Go through the material and pull out every line with the string "ejecutar" in it.

——

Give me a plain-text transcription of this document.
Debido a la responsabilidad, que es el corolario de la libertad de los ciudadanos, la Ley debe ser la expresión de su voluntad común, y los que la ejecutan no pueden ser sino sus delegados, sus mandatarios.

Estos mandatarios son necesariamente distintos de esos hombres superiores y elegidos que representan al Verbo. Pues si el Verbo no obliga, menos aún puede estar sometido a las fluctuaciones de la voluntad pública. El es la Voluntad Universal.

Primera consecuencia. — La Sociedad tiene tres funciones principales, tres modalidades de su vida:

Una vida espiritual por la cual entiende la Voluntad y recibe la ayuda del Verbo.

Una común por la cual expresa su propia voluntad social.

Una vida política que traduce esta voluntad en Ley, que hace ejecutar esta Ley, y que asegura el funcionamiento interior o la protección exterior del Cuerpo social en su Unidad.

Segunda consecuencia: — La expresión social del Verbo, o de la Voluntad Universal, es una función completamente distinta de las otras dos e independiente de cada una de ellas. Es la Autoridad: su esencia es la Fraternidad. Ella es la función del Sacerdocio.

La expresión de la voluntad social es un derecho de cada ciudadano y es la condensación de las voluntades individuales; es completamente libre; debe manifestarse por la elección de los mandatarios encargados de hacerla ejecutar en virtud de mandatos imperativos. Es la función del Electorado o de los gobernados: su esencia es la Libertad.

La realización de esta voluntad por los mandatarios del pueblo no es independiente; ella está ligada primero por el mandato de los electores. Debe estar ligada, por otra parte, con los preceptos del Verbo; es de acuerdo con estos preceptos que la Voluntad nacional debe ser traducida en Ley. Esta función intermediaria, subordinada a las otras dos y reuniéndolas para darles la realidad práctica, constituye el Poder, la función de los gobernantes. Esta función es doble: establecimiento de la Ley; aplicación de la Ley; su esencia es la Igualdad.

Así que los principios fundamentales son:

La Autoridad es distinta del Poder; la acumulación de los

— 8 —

——

▸ Output of the task:
Una vida política que traduce esta voluntad en Ley, que hace ejecutar esta Ley, y que asegura el funcionamiento interior o la protección exterior del Cuerpo social en su Unidad.
La expresión de la voluntad social es un derecho de cada ciudadano y es la condensación de las voluntades individuales; es completamente libre; debe manifestarse por la elección de los mandatarios encargados de hacerla ejecutar en virtud de mandatos imperativos. Es la función del Electorado o de los gobernados: su esencia es la Libertad.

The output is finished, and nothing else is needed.